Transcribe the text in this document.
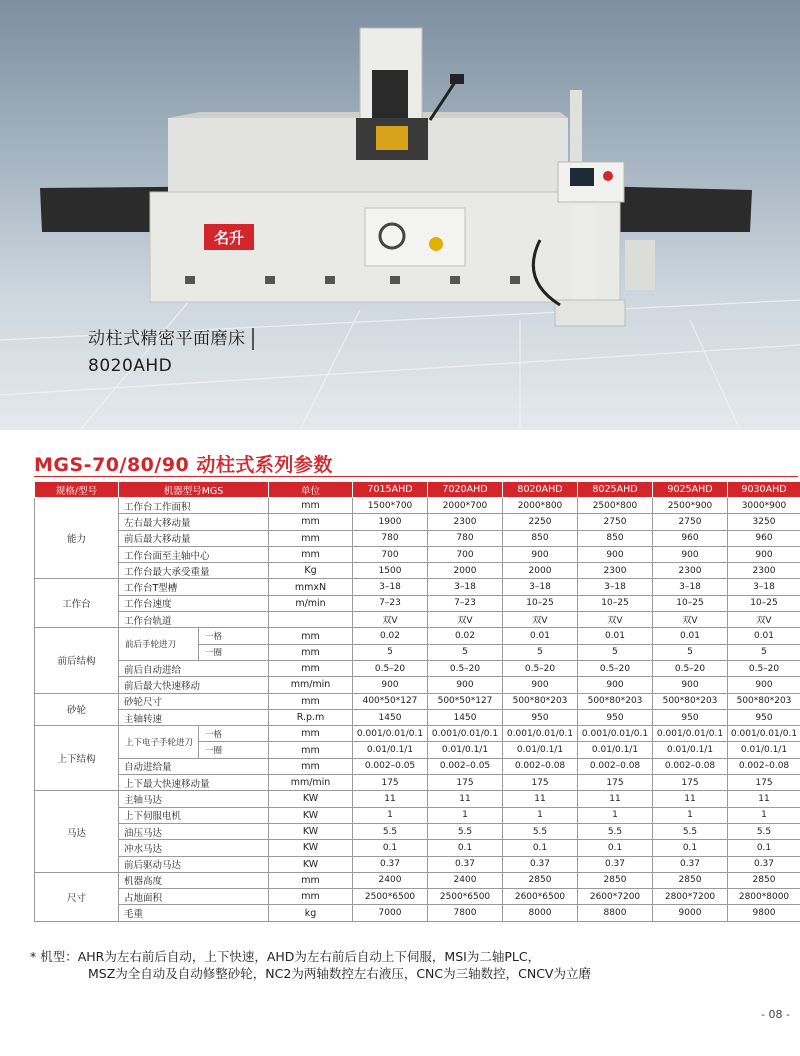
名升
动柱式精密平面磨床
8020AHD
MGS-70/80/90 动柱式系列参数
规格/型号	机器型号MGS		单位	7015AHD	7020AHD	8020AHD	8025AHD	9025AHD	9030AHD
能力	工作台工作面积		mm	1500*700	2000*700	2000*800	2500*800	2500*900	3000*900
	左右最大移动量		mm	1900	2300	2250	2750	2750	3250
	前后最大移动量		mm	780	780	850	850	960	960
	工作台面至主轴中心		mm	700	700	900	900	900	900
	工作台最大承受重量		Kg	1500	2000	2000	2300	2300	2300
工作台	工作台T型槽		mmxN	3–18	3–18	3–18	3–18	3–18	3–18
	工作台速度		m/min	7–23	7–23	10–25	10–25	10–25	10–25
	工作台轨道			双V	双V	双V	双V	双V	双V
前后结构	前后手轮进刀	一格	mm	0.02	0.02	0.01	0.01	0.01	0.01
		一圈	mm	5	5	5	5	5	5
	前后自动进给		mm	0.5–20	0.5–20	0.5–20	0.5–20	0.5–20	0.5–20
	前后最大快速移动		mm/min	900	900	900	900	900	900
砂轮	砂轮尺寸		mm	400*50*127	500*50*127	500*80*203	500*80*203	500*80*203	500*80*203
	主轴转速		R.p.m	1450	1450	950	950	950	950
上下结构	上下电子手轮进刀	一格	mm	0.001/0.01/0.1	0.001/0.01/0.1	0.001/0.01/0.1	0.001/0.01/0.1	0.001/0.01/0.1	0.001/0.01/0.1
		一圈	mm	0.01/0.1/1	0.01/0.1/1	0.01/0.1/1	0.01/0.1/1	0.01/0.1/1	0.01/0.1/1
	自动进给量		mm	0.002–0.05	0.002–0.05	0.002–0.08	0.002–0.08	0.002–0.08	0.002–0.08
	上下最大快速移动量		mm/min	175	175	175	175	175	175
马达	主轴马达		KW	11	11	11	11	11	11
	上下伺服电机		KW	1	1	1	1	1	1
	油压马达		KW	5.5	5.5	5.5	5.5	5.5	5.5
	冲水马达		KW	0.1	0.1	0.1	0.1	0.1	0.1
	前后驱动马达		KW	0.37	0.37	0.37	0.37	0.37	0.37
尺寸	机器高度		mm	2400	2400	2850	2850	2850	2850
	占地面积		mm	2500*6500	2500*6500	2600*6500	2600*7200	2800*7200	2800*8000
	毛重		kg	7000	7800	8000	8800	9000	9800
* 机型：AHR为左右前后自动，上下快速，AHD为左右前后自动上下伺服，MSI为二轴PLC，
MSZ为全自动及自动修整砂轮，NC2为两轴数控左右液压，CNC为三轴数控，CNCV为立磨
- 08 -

——————

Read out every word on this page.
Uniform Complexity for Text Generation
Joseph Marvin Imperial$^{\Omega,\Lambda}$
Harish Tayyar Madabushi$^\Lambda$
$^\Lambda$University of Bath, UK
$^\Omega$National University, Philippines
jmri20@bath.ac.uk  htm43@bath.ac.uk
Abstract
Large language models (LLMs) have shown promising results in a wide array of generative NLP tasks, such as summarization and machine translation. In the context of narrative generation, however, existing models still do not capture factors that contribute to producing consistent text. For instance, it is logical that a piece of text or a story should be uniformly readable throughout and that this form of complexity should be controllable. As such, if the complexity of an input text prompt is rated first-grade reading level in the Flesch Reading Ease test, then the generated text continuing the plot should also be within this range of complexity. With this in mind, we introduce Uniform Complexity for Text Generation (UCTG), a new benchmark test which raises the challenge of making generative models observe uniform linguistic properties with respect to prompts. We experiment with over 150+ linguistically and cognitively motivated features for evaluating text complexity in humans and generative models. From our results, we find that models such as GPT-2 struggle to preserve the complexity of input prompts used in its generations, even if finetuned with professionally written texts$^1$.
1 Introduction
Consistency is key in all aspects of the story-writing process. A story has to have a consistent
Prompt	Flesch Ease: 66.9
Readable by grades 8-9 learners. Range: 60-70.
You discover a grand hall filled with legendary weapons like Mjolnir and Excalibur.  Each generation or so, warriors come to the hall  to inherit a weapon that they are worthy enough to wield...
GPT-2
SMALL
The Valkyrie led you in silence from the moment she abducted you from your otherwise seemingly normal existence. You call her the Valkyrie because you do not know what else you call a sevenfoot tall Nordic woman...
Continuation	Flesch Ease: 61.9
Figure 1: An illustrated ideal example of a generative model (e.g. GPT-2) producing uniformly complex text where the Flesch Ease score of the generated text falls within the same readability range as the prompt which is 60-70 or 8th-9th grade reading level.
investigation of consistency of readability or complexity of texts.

——————

Problem: Scan the material for lines with the word "readability", and copy each line you find.

Answer to this problem:
Figure 1: An illustrated ideal example of a generative model (e.g. GPT-2) producing uniformly complex text where the Flesch Ease score of the generated text falls within the same readability range as the prompt which is 60-70 or 8th-9th grade reading level.
investigation of consistency of readability or complexity of texts.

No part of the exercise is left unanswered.